- **Problem statement**: Omit the pictures and output every entry below exactly as written.

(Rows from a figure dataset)
START

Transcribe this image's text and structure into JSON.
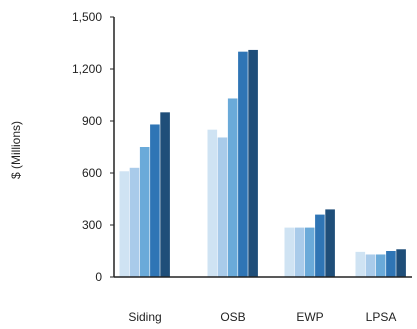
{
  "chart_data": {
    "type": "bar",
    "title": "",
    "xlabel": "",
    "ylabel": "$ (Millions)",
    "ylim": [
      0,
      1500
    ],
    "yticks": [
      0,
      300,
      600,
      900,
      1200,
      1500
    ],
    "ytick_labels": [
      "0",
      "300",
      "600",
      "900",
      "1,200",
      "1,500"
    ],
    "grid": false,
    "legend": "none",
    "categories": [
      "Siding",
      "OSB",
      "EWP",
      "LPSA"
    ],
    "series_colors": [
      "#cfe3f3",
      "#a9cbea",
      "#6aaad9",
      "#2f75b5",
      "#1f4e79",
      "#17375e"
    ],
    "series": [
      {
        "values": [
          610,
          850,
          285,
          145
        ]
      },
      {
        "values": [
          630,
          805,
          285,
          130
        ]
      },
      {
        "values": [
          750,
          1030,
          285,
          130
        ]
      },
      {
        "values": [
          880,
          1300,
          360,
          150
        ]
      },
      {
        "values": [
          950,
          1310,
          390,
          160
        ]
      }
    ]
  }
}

END

- **Exercise result**:
Transcribe this image's text and structure into JSON.
{
  "chart_data": {
    "type": "bar",
    "title": "",
    "xlabel": "",
    "ylabel": "$ (Millions)",
    "ylim": [
      0,
      1500
    ],
    "yticks": [
      0,
      300,
      600,
      900,
      1200,
      1500
    ],
    "ytick_labels": [
      "0",
      "300",
      "600",
      "900",
      "1,200",
      "1,500"
    ],
    "grid": false,
    "legend": "none",
    "categories": [
      "Siding",
      "OSB",
      "EWP",
      "LPSA"
    ],
    "series_colors": [
      "#cfe3f3",
      "#a9cbea",
      "#6aaad9",
      "#2f75b5",
      "#1f4e79",
      "#17375e"
    ],
    "series": [
      {
        "values": [
          610,
          850,
          285,
          145
        ]
      },
      {
        "values": [
          630,
          805,
          285,
          130
        ]
      },
      {
        "values": [
          750,
          1030,
          285,
          130
        ]
      },
      {
        "values": [
          880,
          1300,
          360,
          150
        ]
      },
      {
        "values": [
          950,
          1310,
          390,
          160
        ]
      }
    ]
  }
}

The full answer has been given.